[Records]
▼

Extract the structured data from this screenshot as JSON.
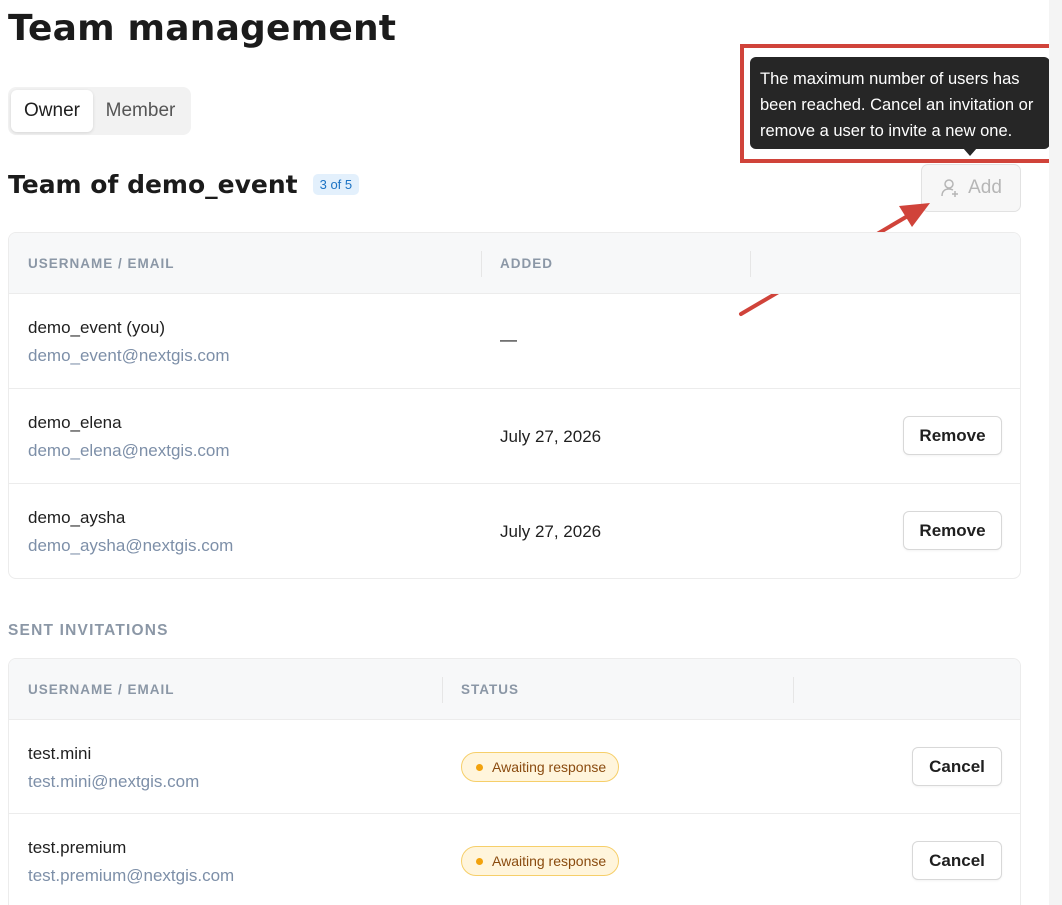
{
  "page": {
    "title": "Team management"
  },
  "role_tabs": [
    {
      "label": "Owner",
      "active": true
    },
    {
      "label": "Member",
      "active": false
    }
  ],
  "team": {
    "title": "Team of demo_event",
    "count_badge": "3 of 5",
    "add_button": {
      "label": "Add",
      "disabled": true
    },
    "tooltip": "The maximum number of users has been reached. Cancel an invitation or remove a user to invite a new one.",
    "columns": [
      "USERNAME / EMAIL",
      "ADDED"
    ],
    "members": [
      {
        "username": "demo_event (you)",
        "email": "demo_event@nextgis.com",
        "added": "—",
        "action": ""
      },
      {
        "username": "demo_elena",
        "email": "demo_elena@nextgis.com",
        "added": "July 27, 2026",
        "action": "Remove"
      },
      {
        "username": "demo_aysha",
        "email": "demo_aysha@nextgis.com",
        "added": "July 27, 2026",
        "action": "Remove"
      }
    ]
  },
  "invitations": {
    "title": "SENT INVITATIONS",
    "columns": [
      "USERNAME / EMAIL",
      "STATUS"
    ],
    "items": [
      {
        "username": "test.mini",
        "email": "test.mini@nextgis.com",
        "status": "Awaiting response",
        "action": "Cancel"
      },
      {
        "username": "test.premium",
        "email": "test.premium@nextgis.com",
        "status": "Awaiting response",
        "action": "Cancel"
      }
    ]
  },
  "colors": {
    "accent_badge_bg": "#e3f0fc",
    "accent_badge_text": "#1c73c4",
    "status_pending_bg": "#fff5dc",
    "status_pending_dot": "#f2a20c",
    "annotation_red": "#d0433a"
  },
  "icons": {
    "add_button_icon": "user-add-icon",
    "status_dot": "status-dot-icon"
  }
}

▲

Please repeat the entries exactly. Do not include the pictures.

Extract the structured data from this screenshot as JSON.
{
  "page": {
    "title": "Team management"
  },
  "role_tabs": [
    {
      "label": "Owner",
      "active": true
    },
    {
      "label": "Member",
      "active": false
    }
  ],
  "team": {
    "title": "Team of demo_event",
    "count_badge": "3 of 5",
    "add_button": {
      "label": "Add",
      "disabled": true
    },
    "tooltip": "The maximum number of users has been reached. Cancel an invitation or remove a user to invite a new one.",
    "columns": [
      "USERNAME / EMAIL",
      "ADDED"
    ],
    "members": [
      {
        "username": "demo_event (you)",
        "email": "demo_event@nextgis.com",
        "added": "—",
        "action": ""
      },
      {
        "username": "demo_elena",
        "email": "demo_elena@nextgis.com",
        "added": "July 27, 2026",
        "action": "Remove"
      },
      {
        "username": "demo_aysha",
        "email": "demo_aysha@nextgis.com",
        "added": "July 27, 2026",
        "action": "Remove"
      }
    ]
  },
  "invitations": {
    "title": "SENT INVITATIONS",
    "columns": [
      "USERNAME / EMAIL",
      "STATUS"
    ],
    "items": [
      {
        "username": "test.mini",
        "email": "test.mini@nextgis.com",
        "status": "Awaiting response",
        "action": "Cancel"
      },
      {
        "username": "test.premium",
        "email": "test.premium@nextgis.com",
        "status": "Awaiting response",
        "action": "Cancel"
      }
    ]
  },
  "colors": {
    "accent_badge_bg": "#e3f0fc",
    "accent_badge_text": "#1c73c4",
    "status_pending_bg": "#fff5dc",
    "status_pending_dot": "#f2a20c",
    "annotation_red": "#d0433a"
  },
  "icons": {
    "add_button_icon": "user-add-icon",
    "status_dot": "status-dot-icon"
  }
}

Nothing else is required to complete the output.